● **What is needed**: From the entries below, please gather each line containing the string "ffffff".

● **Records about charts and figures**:

+---+

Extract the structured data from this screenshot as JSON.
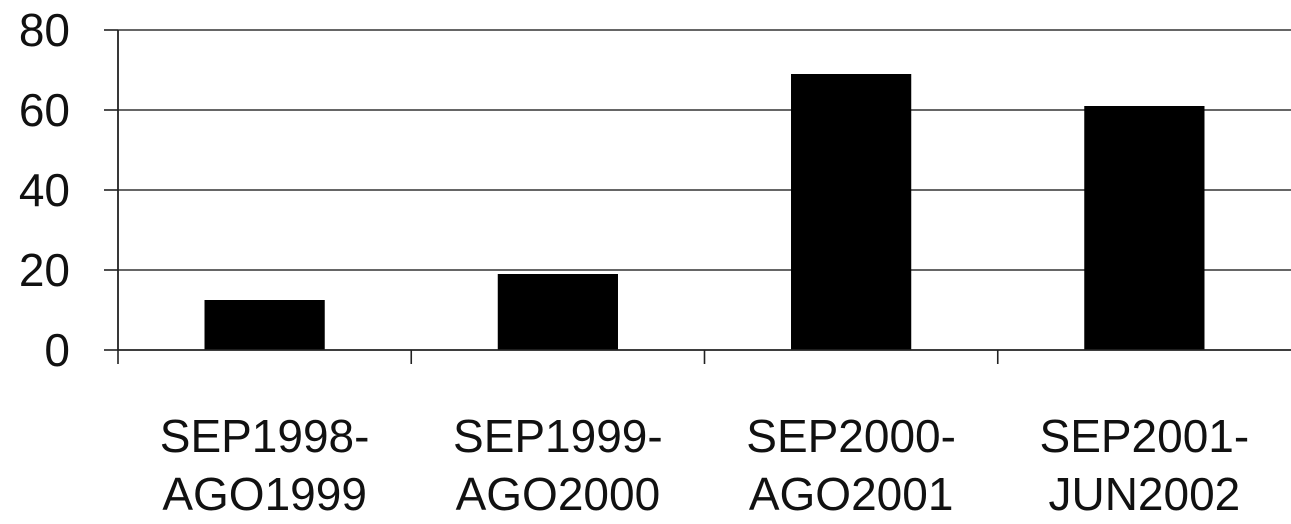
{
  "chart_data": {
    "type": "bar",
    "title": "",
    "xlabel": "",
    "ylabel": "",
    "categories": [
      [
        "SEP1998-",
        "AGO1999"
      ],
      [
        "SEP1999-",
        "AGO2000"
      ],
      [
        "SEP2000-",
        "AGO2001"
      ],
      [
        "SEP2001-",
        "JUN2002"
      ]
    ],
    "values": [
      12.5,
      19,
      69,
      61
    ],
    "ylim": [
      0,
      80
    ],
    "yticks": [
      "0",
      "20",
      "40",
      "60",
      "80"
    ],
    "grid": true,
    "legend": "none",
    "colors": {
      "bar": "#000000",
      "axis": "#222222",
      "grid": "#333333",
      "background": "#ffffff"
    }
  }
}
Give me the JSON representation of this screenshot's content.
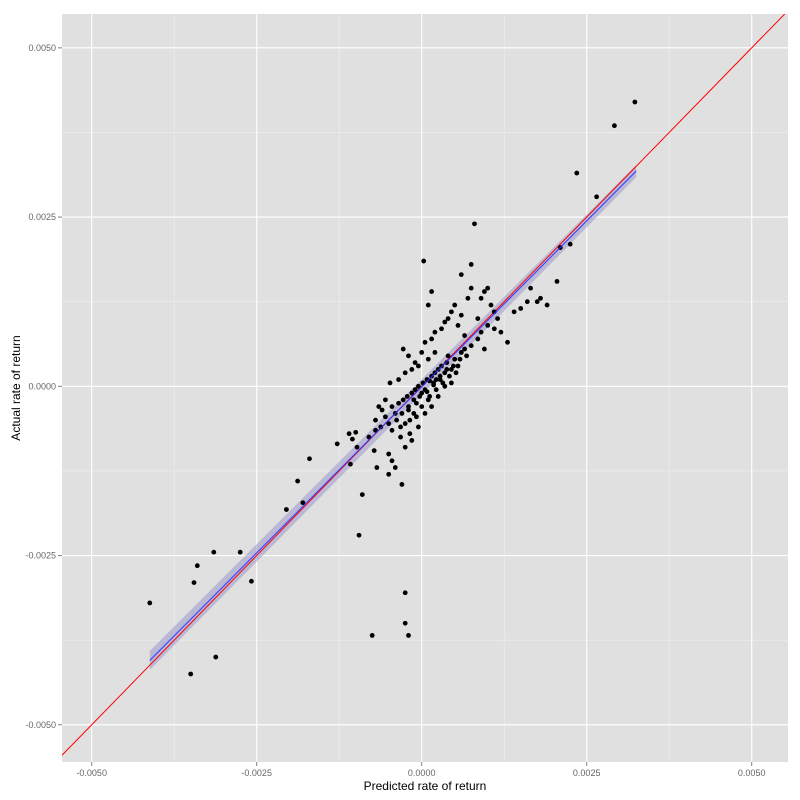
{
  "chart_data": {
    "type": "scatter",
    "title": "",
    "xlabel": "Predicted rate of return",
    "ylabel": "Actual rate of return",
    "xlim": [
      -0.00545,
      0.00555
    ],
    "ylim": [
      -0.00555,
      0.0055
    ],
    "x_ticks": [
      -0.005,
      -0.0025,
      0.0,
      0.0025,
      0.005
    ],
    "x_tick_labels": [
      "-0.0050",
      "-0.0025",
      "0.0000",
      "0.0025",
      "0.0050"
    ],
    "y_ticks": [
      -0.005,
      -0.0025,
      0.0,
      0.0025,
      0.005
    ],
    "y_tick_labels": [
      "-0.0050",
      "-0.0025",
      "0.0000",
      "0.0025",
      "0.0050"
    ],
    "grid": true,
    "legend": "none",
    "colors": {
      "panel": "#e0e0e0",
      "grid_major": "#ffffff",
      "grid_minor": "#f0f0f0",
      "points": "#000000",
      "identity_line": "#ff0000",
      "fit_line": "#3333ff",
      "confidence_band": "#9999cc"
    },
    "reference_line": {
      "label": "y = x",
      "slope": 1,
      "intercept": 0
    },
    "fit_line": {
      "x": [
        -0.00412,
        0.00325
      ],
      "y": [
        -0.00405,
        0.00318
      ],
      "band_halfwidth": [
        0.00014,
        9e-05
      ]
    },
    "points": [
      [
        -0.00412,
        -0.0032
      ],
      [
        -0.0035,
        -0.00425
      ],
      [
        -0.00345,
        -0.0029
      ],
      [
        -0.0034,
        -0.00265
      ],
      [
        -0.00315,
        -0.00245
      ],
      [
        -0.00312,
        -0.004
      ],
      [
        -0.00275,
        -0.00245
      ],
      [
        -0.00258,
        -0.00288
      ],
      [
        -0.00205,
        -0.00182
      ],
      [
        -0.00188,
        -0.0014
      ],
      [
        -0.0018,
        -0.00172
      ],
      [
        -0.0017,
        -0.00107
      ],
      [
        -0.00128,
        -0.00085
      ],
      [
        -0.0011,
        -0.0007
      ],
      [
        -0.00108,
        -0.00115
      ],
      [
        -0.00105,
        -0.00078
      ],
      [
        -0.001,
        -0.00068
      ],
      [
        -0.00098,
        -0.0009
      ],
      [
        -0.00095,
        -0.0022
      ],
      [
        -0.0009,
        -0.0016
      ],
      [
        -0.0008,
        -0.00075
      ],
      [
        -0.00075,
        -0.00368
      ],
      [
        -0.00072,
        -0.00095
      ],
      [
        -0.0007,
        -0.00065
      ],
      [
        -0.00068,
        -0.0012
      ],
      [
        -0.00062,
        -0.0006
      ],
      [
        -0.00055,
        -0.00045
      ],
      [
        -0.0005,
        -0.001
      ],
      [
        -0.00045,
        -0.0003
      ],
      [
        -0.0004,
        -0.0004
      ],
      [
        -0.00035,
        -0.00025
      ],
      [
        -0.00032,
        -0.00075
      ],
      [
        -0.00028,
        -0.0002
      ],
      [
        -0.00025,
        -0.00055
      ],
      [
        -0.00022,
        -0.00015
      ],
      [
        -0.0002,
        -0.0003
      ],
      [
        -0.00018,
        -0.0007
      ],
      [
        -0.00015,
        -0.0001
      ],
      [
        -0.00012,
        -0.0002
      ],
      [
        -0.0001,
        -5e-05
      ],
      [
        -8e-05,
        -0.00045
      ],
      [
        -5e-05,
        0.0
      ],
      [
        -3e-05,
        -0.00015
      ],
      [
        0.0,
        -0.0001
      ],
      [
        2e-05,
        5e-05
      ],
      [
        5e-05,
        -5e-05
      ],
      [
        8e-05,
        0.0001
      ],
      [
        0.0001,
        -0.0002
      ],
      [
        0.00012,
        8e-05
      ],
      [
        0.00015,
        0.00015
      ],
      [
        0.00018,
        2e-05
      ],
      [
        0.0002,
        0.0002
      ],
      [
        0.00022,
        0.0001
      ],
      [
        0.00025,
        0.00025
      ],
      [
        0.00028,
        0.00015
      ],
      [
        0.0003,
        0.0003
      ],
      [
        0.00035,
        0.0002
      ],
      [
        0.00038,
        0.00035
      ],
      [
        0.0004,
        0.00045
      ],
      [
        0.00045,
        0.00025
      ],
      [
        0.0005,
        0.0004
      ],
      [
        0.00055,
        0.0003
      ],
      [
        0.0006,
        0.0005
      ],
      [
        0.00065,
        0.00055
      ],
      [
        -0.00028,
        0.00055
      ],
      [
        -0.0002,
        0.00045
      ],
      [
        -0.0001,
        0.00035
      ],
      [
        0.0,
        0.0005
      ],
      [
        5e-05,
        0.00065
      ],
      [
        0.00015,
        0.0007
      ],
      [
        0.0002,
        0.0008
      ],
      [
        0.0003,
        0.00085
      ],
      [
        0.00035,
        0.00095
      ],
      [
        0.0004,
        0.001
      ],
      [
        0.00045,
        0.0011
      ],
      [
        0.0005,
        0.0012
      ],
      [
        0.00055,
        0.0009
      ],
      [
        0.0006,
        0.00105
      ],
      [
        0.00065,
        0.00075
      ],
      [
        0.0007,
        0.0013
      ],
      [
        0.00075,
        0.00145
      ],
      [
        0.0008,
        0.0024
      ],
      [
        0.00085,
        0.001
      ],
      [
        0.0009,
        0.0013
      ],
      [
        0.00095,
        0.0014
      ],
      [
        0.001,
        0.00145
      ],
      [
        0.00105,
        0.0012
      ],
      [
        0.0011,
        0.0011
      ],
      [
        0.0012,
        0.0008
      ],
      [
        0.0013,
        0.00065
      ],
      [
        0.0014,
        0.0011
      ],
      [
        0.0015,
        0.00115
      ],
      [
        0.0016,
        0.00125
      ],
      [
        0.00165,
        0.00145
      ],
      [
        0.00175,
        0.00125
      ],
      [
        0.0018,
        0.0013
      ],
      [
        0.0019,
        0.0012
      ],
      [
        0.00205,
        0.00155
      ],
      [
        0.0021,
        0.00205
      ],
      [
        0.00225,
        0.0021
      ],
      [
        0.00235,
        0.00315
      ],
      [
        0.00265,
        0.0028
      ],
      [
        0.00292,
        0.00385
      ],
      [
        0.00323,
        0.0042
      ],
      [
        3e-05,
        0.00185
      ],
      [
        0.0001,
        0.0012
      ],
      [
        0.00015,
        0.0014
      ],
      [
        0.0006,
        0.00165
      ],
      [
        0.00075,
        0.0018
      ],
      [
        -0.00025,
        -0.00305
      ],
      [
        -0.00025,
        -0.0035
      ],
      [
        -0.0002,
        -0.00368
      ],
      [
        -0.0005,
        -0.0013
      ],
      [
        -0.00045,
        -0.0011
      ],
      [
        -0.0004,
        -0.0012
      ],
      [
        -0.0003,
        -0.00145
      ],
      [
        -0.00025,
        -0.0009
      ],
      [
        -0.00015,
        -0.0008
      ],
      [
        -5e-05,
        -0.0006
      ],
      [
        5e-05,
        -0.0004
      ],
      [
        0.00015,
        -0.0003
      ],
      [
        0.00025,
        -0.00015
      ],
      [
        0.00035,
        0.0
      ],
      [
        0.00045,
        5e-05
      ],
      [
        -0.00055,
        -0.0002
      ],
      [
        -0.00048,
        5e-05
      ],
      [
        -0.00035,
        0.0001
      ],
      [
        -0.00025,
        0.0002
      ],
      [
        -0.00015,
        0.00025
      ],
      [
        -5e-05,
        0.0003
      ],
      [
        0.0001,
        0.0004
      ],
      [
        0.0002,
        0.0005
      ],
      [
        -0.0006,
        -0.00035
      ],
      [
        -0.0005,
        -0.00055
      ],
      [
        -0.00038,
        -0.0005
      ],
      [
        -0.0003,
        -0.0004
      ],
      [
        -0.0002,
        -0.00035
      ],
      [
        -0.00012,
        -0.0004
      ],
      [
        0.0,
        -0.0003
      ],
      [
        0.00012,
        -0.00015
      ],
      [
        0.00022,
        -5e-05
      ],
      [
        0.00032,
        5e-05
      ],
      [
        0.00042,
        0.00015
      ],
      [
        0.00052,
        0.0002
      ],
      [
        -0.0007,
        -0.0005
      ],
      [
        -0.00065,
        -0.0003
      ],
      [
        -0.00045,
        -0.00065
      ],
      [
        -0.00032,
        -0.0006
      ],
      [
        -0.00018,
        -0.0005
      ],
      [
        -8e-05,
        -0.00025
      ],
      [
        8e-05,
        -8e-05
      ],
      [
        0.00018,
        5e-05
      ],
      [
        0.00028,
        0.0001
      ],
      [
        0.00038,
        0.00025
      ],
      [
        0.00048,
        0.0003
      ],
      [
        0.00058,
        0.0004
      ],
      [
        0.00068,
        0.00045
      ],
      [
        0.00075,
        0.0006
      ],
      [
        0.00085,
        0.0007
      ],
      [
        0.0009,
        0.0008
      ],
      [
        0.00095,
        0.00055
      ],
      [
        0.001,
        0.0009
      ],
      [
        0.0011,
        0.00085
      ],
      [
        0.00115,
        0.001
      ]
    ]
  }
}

+---+

● **Correct output**:
      "background": "#ffffff"
      "grid_major": "#ffffff",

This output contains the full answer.